**** DATA SECTION ****
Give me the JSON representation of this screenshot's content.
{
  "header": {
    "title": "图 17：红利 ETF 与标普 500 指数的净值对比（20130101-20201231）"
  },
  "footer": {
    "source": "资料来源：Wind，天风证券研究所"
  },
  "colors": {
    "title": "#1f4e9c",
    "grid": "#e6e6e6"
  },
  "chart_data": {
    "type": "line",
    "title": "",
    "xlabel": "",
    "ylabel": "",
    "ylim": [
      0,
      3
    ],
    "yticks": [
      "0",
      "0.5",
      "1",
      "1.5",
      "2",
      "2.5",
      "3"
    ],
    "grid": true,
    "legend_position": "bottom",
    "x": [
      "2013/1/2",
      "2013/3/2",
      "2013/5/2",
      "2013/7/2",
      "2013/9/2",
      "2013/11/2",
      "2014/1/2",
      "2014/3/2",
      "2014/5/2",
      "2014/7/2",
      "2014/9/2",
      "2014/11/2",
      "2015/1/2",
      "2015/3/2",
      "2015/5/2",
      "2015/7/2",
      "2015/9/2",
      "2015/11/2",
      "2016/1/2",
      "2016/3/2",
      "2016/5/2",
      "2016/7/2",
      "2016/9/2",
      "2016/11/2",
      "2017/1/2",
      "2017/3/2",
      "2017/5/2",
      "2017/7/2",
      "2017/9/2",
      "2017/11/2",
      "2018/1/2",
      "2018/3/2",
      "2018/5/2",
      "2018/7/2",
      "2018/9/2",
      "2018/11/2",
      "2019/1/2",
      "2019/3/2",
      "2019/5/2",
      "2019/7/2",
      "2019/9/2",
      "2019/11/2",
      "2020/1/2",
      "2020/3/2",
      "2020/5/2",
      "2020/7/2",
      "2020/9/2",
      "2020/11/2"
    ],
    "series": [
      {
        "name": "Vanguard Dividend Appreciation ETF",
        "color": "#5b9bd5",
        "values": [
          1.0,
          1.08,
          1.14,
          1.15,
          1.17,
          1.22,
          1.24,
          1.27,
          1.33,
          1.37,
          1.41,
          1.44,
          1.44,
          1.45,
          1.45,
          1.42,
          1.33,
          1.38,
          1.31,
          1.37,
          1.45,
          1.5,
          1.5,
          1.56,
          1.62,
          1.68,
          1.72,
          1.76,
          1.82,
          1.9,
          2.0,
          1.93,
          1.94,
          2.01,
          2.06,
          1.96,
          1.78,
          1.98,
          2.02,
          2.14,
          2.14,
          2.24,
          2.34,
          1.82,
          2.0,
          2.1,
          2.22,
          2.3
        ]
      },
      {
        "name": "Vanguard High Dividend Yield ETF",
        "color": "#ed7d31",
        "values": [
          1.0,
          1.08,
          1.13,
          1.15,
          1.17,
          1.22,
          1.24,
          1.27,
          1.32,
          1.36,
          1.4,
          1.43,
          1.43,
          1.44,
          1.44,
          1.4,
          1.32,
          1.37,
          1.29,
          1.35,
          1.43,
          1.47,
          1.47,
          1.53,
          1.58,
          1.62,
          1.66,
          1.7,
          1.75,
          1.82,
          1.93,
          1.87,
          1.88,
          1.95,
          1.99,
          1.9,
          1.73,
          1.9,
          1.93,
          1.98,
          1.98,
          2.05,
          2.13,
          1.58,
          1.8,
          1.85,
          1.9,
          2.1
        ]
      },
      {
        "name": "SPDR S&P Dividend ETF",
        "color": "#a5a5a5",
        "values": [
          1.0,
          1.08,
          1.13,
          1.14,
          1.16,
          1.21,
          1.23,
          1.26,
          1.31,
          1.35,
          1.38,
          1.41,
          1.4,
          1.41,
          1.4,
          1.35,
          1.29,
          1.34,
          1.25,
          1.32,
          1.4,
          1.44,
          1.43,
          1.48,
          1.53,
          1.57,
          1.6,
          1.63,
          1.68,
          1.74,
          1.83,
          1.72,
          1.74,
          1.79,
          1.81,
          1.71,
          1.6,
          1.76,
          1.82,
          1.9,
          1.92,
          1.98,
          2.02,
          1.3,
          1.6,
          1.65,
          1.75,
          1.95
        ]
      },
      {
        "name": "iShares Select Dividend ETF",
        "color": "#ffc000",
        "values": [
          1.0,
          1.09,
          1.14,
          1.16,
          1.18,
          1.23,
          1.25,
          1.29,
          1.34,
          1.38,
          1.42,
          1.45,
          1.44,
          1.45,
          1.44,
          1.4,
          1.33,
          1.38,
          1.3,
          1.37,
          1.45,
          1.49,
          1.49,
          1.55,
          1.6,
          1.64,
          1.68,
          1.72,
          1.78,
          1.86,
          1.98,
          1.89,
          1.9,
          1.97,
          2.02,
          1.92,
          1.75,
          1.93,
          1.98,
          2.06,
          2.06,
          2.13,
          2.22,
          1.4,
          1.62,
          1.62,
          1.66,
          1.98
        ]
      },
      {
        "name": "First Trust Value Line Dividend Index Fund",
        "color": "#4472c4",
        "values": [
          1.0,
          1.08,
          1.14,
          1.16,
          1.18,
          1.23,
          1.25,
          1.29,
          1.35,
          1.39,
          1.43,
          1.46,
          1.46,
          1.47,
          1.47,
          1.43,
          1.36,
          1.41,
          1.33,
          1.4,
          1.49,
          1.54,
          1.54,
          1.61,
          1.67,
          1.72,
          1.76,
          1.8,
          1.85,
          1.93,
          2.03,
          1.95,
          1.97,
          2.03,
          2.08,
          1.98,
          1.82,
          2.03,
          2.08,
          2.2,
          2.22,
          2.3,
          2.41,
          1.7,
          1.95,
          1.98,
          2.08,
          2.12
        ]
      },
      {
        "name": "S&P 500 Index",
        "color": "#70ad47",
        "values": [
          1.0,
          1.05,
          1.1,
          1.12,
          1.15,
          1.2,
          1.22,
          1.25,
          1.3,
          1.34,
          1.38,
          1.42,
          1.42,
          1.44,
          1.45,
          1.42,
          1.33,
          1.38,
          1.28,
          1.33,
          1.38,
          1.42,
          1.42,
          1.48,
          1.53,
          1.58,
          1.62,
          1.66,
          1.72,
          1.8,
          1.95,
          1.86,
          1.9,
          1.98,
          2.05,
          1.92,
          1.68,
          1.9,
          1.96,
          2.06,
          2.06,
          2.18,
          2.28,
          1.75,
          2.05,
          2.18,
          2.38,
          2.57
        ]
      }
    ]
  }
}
****
#### WRITTEN EXERCISE:
Return every line holding the word "name" from the records.

#### WRITTEN RESPONSE:
        "name": "Vanguard Dividend Appreciation ETF",
        "name": "Vanguard High Dividend Yield ETF",
        "name": "SPDR S&P Dividend ETF",
        "name": "iShares Select Dividend ETF",
        "name": "First Trust Value Line Dividend Index Fund",
        "name": "S&P 500 Index",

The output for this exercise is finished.